• _Required work_: Copy out every line exactly as given.

• _Stored records_:
******

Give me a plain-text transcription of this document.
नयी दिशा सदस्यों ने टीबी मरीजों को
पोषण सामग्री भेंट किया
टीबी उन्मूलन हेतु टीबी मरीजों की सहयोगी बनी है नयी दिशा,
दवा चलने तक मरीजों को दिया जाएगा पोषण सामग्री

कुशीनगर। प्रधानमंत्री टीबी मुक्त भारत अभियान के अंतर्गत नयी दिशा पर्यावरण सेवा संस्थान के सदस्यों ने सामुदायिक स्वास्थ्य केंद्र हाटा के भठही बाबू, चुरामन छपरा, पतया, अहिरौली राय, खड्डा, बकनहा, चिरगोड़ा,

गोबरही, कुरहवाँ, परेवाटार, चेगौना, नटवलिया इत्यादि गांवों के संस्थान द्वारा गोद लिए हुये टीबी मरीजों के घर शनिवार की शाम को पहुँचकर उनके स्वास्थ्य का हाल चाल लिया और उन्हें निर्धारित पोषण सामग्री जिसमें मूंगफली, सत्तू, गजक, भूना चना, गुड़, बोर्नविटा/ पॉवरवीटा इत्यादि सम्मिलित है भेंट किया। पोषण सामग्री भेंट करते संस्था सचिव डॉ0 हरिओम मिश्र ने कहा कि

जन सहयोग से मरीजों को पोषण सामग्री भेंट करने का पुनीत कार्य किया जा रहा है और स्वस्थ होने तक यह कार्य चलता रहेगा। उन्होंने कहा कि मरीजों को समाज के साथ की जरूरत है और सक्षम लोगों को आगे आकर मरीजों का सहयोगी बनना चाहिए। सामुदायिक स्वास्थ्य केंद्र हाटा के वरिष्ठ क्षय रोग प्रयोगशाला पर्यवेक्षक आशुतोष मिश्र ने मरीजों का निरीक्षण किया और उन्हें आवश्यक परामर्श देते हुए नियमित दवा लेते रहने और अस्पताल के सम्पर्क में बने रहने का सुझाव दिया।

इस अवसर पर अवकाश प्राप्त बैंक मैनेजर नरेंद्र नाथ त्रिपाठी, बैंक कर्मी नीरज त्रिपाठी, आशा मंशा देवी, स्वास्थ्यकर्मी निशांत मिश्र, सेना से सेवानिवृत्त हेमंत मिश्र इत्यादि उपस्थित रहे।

******

• _Exercise solution_:
Give me a plain-text transcription of this document.
नयी दिशा सदस्यों ने टीबी मरीजों को
पोषण सामग्री भेंट किया
टीबी उन्मूलन हेतु टीबी मरीजों की सहयोगी बनी है नयी दिशा,
दवा चलने तक मरीजों को दिया जाएगा पोषण सामग्री

कुशीनगर। प्रधानमंत्री टीबी मुक्त भारत अभियान के अंतर्गत नयी दिशा पर्यावरण सेवा संस्थान के सदस्यों ने सामुदायिक स्वास्थ्य केंद्र हाटा के भठही बाबू, चुरामन छपरा, पतया, अहिरौली राय, खड्डा, बकनहा, चिरगोड़ा,

गोबरही, कुरहवाँ, परेवाटार, चेगौना, नटवलिया इत्यादि गांवों के संस्थान द्वारा गोद लिए हुये टीबी मरीजों के घर शनिवार की शाम को पहुँचकर उनके स्वास्थ्य का हाल चाल लिया और उन्हें निर्धारित पोषण सामग्री जिसमें मूंगफली, सत्तू, गजक, भूना चना, गुड़, बोर्नविटा/ पॉवरवीटा इत्यादि सम्मिलित है भेंट किया। पोषण सामग्री भेंट करते संस्था सचिव डॉ0 हरिओम मिश्र ने कहा कि

जन सहयोग से मरीजों को पोषण सामग्री भेंट करने का पुनीत कार्य किया जा रहा है और स्वस्थ होने तक यह कार्य चलता रहेगा। उन्होंने कहा कि मरीजों को समाज के साथ की जरूरत है और सक्षम लोगों को आगे आकर मरीजों का सहयोगी बनना चाहिए। सामुदायिक स्वास्थ्य केंद्र हाटा के वरिष्ठ क्षय रोग प्रयोगशाला पर्यवेक्षक आशुतोष मिश्र ने मरीजों का निरीक्षण किया और उन्हें आवश्यक परामर्श देते हुए नियमित दवा लेते रहने और अस्पताल के सम्पर्क में बने रहने का सुझाव दिया।

इस अवसर पर अवकाश प्राप्त बैंक मैनेजर नरेंद्र नाथ त्रिपाठी, बैंक कर्मी नीरज त्रिपाठी, आशा मंशा देवी, स्वास्थ्यकर्मी निशांत मिश्र, सेना से सेवानिवृत्त हेमंत मिश्र इत्यादि उपस्थित रहे।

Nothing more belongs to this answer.